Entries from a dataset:
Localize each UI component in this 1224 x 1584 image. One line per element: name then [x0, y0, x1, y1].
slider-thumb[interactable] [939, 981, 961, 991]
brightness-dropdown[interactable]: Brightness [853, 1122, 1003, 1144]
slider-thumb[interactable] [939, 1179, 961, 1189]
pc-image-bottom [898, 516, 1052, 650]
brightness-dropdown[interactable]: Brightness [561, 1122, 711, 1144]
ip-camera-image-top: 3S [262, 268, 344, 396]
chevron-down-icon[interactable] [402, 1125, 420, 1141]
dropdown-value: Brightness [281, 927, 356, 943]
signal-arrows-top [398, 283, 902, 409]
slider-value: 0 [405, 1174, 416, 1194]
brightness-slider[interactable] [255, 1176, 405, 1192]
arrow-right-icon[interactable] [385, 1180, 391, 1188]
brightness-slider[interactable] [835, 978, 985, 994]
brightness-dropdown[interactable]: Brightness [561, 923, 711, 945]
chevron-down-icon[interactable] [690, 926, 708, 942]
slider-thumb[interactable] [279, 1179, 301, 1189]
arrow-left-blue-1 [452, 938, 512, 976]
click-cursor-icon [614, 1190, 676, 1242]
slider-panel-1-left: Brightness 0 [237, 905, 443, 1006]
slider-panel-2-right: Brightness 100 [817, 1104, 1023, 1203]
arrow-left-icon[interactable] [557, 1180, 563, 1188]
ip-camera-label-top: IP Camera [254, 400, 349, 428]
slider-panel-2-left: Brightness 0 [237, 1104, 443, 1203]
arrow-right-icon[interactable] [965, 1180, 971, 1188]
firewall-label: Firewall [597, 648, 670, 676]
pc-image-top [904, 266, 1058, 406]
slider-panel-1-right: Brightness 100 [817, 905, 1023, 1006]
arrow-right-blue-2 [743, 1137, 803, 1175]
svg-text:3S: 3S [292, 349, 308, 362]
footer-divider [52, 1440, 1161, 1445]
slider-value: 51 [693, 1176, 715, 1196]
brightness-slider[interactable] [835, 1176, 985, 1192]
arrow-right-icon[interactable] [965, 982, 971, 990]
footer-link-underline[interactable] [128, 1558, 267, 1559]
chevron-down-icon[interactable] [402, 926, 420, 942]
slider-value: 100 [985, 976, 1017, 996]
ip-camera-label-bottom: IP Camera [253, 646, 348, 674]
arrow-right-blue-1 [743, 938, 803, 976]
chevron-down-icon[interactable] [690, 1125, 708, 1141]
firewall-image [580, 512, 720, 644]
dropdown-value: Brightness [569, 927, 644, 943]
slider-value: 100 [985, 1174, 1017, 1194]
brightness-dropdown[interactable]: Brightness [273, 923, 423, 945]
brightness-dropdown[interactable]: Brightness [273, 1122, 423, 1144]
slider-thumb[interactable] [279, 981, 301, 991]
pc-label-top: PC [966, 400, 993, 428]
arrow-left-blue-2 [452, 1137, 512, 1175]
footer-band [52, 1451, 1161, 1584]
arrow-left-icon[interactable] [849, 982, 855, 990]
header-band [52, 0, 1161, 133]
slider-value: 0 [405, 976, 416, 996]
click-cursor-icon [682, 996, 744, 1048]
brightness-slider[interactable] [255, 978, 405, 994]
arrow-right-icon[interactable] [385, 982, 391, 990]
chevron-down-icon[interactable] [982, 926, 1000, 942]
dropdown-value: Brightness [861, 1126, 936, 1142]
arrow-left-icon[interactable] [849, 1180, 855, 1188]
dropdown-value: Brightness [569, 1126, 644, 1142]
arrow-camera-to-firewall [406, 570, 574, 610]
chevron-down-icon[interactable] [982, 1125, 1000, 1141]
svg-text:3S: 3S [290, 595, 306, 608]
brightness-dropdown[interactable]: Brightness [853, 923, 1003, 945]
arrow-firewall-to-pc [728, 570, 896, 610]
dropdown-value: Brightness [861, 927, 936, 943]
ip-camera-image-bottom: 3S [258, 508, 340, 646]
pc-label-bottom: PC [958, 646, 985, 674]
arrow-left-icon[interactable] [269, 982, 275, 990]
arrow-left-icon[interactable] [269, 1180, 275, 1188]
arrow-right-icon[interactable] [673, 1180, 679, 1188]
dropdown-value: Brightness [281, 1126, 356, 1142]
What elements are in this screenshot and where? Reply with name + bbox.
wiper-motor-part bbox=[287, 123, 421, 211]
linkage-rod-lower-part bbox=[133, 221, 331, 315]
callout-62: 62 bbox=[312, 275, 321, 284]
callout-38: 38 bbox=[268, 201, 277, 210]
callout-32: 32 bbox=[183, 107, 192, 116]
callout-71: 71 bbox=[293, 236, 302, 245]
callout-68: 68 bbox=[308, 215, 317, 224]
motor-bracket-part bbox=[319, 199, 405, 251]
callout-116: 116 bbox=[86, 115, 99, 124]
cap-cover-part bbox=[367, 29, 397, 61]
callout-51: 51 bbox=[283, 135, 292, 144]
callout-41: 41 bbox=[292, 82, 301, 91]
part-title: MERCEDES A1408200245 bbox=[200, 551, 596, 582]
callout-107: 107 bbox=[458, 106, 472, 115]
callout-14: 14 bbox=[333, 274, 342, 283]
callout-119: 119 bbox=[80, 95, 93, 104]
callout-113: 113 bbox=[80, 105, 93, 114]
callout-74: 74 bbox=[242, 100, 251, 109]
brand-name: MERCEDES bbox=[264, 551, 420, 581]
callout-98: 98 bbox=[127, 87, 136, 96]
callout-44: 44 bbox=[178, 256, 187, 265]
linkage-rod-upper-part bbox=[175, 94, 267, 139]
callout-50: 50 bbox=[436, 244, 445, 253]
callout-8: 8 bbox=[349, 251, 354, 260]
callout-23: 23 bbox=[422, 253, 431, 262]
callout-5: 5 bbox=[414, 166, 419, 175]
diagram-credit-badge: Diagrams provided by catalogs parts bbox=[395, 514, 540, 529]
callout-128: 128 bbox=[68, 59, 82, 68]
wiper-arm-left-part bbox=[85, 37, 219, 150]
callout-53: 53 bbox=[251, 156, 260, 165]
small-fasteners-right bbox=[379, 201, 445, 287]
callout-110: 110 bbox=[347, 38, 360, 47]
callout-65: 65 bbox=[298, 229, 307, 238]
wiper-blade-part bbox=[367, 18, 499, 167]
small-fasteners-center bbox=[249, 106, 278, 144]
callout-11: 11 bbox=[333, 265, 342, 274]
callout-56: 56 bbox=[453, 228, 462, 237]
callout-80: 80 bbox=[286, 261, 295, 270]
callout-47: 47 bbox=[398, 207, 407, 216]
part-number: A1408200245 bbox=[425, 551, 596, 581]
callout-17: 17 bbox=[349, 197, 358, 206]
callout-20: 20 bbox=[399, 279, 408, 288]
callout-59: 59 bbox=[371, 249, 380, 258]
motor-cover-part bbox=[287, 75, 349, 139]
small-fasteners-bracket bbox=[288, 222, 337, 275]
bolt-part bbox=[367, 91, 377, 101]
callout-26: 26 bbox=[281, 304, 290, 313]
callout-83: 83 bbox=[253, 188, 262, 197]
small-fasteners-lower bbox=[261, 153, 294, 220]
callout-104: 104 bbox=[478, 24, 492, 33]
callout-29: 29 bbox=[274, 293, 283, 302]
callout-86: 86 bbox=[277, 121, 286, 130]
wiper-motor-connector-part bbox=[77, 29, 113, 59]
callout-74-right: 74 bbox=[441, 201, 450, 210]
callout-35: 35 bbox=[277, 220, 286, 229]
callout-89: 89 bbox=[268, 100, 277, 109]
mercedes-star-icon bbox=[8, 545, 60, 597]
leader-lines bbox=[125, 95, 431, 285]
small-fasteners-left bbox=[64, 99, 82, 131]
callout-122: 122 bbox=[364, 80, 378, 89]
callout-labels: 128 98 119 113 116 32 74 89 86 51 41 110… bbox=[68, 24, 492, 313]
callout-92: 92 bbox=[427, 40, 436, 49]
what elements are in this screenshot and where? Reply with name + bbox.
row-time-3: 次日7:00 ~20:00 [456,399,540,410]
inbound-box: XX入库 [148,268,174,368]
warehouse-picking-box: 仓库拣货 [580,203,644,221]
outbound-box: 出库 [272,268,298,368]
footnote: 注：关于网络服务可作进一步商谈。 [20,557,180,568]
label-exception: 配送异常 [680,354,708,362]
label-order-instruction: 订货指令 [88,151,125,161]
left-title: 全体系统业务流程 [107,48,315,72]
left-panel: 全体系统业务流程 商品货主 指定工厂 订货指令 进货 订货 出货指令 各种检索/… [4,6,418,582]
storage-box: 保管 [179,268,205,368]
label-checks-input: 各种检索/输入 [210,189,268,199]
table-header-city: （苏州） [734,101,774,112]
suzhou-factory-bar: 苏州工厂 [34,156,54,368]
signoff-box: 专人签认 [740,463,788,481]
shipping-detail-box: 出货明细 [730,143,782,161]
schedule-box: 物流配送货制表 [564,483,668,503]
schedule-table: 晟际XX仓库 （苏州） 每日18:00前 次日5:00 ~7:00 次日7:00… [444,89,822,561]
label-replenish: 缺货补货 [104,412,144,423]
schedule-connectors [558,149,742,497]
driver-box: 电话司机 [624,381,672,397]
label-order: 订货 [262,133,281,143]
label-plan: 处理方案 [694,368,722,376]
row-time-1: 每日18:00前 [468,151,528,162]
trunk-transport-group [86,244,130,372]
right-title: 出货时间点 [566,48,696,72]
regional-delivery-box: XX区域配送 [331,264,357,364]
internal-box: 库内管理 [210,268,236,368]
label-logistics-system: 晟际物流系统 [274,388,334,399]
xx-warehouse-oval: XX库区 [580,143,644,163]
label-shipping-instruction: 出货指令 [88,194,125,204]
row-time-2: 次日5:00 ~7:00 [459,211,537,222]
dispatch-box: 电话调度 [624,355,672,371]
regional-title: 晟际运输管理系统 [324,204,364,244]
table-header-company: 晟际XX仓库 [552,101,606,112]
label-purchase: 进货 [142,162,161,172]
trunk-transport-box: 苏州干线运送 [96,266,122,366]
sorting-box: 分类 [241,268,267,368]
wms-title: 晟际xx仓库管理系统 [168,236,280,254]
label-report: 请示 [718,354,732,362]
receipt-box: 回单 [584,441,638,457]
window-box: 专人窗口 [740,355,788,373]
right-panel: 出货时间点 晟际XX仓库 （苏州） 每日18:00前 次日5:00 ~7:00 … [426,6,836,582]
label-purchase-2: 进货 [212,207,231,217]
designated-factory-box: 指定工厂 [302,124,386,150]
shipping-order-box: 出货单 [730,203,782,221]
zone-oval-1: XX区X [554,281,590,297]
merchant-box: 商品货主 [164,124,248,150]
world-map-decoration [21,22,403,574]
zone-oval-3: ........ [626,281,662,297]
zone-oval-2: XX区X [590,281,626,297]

* [TASK OBJECTIVE]: Please reproduce the entries starting at the first one and ending at the line containing "slider-value: 51 [693, 1176, 715, 1196]", swapping "brightness-dropdown" for "brightness-select" and leaving everything else unchanged.

* [ANSWER TO THE EXERCISE]:
Localize each UI component in this 1224 x 1584 image. One line per element: name then [x0, y0, x1, y1].
slider-thumb[interactable] [939, 981, 961, 991]
brightness-select[interactable]: Brightness [853, 1122, 1003, 1144]
slider-thumb[interactable] [939, 1179, 961, 1189]
pc-image-bottom [898, 516, 1052, 650]
brightness-select[interactable]: Brightness [561, 1122, 711, 1144]
ip-camera-image-top: 3S [262, 268, 344, 396]
chevron-down-icon[interactable] [402, 1125, 420, 1141]
dropdown-value: Brightness [281, 927, 356, 943]
signal-arrows-top [398, 283, 902, 409]
slider-value: 0 [405, 1174, 416, 1194]
brightness-slider[interactable] [255, 1176, 405, 1192]
arrow-right-icon[interactable] [385, 1180, 391, 1188]
brightness-slider[interactable] [835, 978, 985, 994]
brightness-select[interactable]: Brightness [561, 923, 711, 945]
chevron-down-icon[interactable] [690, 926, 708, 942]
slider-thumb[interactable] [279, 1179, 301, 1189]
arrow-left-blue-1 [452, 938, 512, 976]
click-cursor-icon [614, 1190, 676, 1242]
slider-panel-1-left: Brightness 0 [237, 905, 443, 1006]
slider-panel-2-right: Brightness 100 [817, 1104, 1023, 1203]
arrow-left-icon[interactable] [557, 1180, 563, 1188]
ip-camera-label-top: IP Camera [254, 400, 349, 428]
slider-panel-2-left: Brightness 0 [237, 1104, 443, 1203]
arrow-right-icon[interactable] [965, 1180, 971, 1188]
firewall-label: Firewall [597, 648, 670, 676]
pc-image-top [904, 266, 1058, 406]
slider-panel-1-right: Brightness 100 [817, 905, 1023, 1006]
arrow-right-blue-2 [743, 1137, 803, 1175]
svg-text:3S: 3S [292, 349, 308, 362]
footer-divider [52, 1440, 1161, 1445]
slider-value: 51 [693, 1176, 715, 1196]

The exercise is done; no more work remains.